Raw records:

-- BEGIN --

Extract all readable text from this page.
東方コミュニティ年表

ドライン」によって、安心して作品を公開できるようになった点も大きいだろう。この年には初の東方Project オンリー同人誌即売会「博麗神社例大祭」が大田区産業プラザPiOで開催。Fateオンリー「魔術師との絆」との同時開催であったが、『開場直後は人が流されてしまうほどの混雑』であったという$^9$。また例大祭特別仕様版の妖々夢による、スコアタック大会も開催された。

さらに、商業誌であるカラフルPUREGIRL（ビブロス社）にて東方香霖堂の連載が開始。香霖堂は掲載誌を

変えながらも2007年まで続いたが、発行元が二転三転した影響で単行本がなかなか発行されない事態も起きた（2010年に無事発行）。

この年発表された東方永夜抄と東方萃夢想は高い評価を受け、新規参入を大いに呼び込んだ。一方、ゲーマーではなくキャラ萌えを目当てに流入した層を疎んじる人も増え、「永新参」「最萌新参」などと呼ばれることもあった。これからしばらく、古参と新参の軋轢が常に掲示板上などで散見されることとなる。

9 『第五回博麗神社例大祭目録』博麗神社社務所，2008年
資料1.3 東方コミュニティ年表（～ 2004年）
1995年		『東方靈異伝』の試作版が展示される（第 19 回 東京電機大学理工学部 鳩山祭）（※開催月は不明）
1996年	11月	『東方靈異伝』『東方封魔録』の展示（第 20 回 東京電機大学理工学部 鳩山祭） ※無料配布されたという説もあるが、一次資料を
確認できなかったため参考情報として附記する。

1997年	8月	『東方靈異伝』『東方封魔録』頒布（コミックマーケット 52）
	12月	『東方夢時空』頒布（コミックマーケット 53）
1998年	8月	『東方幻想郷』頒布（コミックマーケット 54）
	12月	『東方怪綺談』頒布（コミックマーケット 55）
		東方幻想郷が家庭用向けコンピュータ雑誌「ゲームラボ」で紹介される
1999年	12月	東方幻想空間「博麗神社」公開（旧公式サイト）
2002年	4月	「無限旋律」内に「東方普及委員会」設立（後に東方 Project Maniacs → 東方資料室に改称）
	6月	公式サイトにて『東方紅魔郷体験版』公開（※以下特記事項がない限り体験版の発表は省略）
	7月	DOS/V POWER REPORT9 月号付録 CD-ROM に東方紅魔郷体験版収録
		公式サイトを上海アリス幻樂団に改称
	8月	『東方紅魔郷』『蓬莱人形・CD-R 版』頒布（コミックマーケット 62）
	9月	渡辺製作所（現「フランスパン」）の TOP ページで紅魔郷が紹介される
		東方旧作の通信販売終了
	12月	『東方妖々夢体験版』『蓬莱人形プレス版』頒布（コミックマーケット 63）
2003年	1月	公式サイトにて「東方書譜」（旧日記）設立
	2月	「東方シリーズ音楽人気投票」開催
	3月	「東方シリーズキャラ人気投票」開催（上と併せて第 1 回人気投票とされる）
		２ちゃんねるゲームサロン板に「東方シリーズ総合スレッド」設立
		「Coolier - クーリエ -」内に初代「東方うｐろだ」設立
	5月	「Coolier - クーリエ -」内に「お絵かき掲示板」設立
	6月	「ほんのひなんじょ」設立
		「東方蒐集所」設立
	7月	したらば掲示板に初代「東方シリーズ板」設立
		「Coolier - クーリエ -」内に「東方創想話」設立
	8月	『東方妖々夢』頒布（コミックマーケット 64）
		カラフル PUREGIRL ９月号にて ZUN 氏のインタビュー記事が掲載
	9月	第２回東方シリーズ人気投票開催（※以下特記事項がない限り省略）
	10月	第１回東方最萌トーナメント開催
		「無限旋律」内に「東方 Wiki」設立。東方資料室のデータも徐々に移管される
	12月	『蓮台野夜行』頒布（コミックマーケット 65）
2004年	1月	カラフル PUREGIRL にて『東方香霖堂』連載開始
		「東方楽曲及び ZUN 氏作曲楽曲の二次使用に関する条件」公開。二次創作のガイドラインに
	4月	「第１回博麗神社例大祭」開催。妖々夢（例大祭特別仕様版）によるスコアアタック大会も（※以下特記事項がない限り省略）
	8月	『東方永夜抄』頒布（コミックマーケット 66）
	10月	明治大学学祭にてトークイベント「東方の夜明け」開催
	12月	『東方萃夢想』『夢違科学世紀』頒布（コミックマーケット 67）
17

-- END --

*PROBLEM DETAILS*
Copy every line of the material in which the word "公式サイトにて" occurs.

*RESPONSE BELOW*
	6月	公式サイトにて『東方紅魔郷体験版』公開（※以下特記事項がない限り体験版の発表は省略）
2003年	1月	公式サイトにて「東方書譜」（旧日記）設立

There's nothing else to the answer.